**GIVEN INSTRUCTION**
All lines in which the word "JSON" occurs are to be extracted.

* * * * *

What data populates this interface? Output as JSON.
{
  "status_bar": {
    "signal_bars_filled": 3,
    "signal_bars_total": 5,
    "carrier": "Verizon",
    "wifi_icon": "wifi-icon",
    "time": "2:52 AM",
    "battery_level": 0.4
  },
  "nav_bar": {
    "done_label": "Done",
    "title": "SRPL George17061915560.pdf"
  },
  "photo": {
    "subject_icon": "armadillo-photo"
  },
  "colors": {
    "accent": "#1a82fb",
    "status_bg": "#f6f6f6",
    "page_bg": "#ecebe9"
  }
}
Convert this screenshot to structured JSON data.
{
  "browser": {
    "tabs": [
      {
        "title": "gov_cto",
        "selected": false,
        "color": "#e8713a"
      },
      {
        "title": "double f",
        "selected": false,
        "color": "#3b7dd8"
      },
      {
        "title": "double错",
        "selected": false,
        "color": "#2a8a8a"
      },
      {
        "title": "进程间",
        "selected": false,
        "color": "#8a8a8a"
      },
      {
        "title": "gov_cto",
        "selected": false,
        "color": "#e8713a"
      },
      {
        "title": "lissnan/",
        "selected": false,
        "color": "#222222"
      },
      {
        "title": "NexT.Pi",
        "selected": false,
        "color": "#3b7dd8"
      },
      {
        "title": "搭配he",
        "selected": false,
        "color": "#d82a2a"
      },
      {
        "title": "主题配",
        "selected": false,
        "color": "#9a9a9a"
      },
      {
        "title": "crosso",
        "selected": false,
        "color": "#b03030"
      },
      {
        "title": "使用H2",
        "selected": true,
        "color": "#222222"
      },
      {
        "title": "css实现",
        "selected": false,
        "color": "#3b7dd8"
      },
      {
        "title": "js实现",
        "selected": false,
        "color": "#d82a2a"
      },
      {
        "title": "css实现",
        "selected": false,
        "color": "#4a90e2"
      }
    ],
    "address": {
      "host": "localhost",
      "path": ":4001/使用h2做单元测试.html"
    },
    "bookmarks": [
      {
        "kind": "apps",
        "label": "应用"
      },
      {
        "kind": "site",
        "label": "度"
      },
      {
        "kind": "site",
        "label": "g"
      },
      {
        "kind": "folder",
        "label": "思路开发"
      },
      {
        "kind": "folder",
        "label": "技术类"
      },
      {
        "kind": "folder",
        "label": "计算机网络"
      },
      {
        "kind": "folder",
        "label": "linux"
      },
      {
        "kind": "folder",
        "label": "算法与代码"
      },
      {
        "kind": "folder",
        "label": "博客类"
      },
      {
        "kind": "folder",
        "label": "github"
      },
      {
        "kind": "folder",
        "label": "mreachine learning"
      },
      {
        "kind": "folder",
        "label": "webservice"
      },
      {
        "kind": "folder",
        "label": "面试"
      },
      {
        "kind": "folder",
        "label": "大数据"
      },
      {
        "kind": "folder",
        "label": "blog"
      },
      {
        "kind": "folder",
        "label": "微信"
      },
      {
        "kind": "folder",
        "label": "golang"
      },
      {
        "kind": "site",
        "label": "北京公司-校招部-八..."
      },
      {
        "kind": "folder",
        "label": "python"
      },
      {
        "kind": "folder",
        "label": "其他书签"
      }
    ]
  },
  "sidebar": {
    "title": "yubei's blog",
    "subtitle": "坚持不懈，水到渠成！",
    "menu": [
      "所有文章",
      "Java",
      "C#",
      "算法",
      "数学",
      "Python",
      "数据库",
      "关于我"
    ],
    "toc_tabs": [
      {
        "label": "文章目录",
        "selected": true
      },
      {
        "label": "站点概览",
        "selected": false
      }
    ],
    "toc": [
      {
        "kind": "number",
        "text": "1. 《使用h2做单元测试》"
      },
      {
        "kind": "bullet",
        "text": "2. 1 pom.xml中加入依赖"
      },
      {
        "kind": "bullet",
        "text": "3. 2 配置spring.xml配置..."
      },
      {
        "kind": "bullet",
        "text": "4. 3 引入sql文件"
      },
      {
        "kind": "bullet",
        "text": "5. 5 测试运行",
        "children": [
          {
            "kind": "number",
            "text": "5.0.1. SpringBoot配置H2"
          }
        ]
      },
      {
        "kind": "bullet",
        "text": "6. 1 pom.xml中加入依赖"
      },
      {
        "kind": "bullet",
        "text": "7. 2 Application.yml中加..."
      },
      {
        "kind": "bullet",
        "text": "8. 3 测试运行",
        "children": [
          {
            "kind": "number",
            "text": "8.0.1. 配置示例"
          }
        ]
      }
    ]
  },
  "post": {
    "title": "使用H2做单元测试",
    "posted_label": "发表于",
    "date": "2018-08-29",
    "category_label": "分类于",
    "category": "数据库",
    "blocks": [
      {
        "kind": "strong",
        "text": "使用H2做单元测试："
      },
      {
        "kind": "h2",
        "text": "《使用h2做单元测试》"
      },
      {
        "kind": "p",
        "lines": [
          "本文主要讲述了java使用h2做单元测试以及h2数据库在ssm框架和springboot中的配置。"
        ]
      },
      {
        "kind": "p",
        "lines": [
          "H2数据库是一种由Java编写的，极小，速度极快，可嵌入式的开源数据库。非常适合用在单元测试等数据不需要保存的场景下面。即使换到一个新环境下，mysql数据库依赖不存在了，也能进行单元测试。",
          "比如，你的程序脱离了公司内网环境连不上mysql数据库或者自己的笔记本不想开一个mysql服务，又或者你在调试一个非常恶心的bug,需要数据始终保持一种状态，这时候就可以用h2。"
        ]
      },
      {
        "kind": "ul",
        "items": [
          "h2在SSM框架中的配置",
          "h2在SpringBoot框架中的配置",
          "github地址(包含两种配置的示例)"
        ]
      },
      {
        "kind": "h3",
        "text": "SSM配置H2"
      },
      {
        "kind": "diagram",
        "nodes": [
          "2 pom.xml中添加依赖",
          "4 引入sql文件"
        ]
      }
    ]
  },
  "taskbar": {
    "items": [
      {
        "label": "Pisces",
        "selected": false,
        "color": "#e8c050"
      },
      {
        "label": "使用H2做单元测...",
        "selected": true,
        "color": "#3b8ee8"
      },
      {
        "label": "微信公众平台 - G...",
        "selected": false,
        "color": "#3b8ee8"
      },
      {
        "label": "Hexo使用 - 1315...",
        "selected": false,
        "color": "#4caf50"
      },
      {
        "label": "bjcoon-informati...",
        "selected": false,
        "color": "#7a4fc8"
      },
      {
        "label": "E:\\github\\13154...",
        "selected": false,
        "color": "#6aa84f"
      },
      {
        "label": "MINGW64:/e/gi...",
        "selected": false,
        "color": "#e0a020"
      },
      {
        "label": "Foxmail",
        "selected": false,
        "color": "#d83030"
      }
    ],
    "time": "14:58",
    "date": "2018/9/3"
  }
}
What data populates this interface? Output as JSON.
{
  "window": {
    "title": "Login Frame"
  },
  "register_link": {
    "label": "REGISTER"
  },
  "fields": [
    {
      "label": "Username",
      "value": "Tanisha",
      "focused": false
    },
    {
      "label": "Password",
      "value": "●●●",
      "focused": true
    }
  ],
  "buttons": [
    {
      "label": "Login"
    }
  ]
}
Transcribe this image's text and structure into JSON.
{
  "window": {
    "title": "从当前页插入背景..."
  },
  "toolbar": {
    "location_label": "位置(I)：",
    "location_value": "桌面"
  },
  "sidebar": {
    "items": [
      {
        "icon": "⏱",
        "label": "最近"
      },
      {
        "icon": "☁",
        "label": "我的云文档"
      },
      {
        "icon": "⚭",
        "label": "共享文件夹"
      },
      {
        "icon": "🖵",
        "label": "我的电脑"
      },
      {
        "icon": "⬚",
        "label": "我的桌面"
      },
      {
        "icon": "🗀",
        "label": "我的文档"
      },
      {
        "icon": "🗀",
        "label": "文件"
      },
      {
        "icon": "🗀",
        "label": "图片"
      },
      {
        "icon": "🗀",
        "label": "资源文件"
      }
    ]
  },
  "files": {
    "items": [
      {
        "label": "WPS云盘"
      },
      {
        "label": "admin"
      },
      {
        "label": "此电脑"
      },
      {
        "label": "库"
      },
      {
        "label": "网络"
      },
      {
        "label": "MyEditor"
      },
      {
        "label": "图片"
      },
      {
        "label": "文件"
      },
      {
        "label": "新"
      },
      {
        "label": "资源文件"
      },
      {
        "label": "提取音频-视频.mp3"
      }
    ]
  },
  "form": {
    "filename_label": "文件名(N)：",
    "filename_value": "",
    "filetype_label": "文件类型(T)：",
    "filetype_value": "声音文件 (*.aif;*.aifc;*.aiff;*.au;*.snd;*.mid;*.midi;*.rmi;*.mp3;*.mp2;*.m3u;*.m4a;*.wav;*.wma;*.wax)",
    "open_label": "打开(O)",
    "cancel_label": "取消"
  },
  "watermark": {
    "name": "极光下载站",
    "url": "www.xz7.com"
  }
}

* * * * *

**CORRECT RESULT**
What data populates this interface? Output as JSON.
Convert this screenshot to structured JSON data.
What data populates this interface? Output as JSON.
Transcribe this image's text and structure into JSON.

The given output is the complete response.